Requirement: Tally up how many lines in the listing below contain the string "kcal", and give only the total.
[Start of Records for the task]
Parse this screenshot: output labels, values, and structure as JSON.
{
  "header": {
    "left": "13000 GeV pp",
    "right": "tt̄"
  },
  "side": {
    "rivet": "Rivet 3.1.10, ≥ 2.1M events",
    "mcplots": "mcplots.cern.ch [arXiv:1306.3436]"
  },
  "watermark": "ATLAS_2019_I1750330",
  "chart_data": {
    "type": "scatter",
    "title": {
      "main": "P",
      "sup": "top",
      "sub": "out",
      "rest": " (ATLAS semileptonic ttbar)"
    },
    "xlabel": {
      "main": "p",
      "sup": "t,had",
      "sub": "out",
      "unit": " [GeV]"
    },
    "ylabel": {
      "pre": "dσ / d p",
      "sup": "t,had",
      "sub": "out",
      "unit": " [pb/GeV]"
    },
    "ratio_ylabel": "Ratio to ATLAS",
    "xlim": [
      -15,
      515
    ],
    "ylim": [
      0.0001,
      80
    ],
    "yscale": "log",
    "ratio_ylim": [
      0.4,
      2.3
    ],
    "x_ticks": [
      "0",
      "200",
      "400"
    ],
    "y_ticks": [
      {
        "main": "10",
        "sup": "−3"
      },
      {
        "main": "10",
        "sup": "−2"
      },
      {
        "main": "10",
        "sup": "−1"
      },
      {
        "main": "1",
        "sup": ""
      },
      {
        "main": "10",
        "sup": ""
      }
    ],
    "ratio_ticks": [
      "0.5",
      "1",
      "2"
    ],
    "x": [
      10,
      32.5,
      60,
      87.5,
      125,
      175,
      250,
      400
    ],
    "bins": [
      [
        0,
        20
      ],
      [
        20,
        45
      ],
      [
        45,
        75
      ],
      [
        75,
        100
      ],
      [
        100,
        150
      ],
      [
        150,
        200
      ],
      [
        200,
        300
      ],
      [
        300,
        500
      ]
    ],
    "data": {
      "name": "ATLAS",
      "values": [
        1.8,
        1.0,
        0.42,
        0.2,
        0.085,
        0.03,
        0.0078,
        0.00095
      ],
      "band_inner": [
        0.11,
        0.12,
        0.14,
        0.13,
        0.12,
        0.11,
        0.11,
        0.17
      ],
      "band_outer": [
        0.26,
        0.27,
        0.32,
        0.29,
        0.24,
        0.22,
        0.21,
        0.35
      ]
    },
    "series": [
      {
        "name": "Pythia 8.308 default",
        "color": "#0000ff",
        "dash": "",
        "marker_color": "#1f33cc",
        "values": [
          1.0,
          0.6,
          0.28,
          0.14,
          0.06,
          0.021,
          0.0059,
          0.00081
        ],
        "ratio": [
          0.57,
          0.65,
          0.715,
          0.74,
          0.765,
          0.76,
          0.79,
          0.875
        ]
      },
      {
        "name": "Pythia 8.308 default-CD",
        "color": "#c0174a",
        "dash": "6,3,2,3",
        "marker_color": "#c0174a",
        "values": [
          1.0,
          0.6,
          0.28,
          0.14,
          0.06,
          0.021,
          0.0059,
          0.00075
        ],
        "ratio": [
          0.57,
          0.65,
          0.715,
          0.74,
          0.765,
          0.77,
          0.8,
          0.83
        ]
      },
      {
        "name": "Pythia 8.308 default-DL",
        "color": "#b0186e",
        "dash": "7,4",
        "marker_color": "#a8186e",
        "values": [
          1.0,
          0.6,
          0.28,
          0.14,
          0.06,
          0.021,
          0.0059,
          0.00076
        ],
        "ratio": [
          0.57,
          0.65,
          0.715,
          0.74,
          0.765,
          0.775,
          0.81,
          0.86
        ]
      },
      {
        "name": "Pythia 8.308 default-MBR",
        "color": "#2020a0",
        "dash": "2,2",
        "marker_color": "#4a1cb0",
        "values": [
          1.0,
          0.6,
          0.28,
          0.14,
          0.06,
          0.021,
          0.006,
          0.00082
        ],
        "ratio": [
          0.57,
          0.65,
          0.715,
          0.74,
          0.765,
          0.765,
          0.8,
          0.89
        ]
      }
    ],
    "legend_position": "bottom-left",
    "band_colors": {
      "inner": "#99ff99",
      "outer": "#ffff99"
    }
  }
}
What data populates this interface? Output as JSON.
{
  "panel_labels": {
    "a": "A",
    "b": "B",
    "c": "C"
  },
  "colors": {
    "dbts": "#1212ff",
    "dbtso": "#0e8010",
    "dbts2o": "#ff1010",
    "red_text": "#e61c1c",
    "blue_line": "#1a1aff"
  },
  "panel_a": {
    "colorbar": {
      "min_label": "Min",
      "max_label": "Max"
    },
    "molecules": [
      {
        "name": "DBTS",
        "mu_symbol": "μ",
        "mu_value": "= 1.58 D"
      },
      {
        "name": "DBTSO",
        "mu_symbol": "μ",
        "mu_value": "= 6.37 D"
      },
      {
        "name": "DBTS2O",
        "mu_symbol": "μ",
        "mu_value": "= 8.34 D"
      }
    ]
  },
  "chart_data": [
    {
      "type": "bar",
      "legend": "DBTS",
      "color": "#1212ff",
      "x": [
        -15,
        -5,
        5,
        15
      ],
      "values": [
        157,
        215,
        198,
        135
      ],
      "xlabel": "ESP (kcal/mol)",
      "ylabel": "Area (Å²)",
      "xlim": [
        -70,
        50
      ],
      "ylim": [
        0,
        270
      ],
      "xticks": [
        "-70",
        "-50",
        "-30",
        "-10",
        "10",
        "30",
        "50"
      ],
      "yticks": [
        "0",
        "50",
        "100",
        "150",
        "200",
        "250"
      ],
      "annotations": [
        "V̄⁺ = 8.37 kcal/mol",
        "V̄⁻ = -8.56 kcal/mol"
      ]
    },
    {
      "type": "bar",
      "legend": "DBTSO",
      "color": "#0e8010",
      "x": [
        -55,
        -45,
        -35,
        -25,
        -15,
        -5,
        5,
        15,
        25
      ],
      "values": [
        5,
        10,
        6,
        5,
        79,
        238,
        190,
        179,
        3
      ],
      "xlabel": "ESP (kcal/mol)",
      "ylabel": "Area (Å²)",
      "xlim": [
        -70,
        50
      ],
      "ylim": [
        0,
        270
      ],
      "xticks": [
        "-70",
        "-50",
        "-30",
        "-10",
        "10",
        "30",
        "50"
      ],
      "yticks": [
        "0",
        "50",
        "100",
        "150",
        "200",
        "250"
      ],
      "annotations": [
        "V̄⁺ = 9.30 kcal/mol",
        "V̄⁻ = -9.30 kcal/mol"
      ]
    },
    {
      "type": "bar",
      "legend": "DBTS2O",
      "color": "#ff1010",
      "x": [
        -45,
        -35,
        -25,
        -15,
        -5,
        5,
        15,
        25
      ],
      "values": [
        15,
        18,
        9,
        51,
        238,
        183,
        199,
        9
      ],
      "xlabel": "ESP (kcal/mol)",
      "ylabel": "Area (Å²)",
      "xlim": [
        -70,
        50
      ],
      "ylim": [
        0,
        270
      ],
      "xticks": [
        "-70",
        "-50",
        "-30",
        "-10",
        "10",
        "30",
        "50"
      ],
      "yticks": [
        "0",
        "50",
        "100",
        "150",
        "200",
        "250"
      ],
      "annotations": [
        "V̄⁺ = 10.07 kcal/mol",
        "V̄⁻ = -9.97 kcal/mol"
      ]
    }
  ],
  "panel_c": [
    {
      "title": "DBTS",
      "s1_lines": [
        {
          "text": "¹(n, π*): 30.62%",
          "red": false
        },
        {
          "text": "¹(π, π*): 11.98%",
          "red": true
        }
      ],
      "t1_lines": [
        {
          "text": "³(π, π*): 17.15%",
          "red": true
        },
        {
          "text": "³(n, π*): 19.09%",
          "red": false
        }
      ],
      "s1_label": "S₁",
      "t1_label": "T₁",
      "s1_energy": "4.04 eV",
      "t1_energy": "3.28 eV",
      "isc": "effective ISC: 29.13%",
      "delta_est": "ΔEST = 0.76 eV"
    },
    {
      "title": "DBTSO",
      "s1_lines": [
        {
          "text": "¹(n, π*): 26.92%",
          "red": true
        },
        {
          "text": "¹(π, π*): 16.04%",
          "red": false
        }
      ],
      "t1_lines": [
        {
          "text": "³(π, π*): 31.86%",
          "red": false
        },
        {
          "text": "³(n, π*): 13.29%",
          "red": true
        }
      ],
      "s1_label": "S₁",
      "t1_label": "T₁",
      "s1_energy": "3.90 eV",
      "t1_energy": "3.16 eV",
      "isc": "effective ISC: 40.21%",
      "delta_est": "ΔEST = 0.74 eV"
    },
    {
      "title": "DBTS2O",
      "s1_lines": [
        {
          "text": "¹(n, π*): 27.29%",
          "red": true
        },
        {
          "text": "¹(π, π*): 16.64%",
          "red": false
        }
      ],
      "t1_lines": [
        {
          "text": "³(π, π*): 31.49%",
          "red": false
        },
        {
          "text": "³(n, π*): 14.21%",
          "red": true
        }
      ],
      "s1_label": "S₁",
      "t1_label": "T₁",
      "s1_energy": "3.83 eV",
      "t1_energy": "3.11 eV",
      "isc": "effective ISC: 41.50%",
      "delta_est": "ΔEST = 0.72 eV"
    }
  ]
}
[End of Records for the task]
Response below: 9